■ **Requirements**: Reproduce the records below in their entirety, character for character.

■ **Records from a dataset**:
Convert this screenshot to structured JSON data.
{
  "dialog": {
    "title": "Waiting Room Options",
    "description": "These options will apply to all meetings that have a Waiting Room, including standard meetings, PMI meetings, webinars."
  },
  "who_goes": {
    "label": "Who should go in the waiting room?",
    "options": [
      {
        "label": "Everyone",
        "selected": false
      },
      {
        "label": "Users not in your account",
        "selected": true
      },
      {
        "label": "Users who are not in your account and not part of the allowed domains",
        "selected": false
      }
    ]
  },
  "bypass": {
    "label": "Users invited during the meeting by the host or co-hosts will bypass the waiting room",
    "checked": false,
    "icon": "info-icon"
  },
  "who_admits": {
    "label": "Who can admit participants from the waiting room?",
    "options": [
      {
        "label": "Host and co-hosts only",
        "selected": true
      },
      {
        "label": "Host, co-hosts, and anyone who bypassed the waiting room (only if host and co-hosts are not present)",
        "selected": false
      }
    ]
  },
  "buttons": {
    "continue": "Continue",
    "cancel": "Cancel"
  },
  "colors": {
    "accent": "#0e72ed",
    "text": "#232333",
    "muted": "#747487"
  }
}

■ **Output**:
Convert this screenshot to structured JSON data.
{
  "dialog": {
    "title": "Waiting Room Options",
    "description": "These options will apply to all meetings that have a Waiting Room, including standard meetings, PMI meetings, webinars."
  },
  "who_goes": {
    "label": "Who should go in the waiting room?",
    "options": [
      {
        "label": "Everyone",
        "selected": false
      },
      {
        "label": "Users not in your account",
        "selected": true
      },
      {
        "label": "Users who are not in your account and not part of the allowed domains",
        "selected": false
      }
    ]
  },
  "bypass": {
    "label": "Users invited during the meeting by the host or co-hosts will bypass the waiting room",
    "checked": false,
    "icon": "info-icon"
  },
  "who_admits": {
    "label": "Who can admit participants from the waiting room?",
    "options": [
      {
        "label": "Host and co-hosts only",
        "selected": true
      },
      {
        "label": "Host, co-hosts, and anyone who bypassed the waiting room (only if host and co-hosts are not present)",
        "selected": false
      }
    ]
  },
  "buttons": {
    "continue": "Continue",
    "cancel": "Cancel"
  },
  "colors": {
    "accent": "#0e72ed",
    "text": "#232333",
    "muted": "#747487"
  }
}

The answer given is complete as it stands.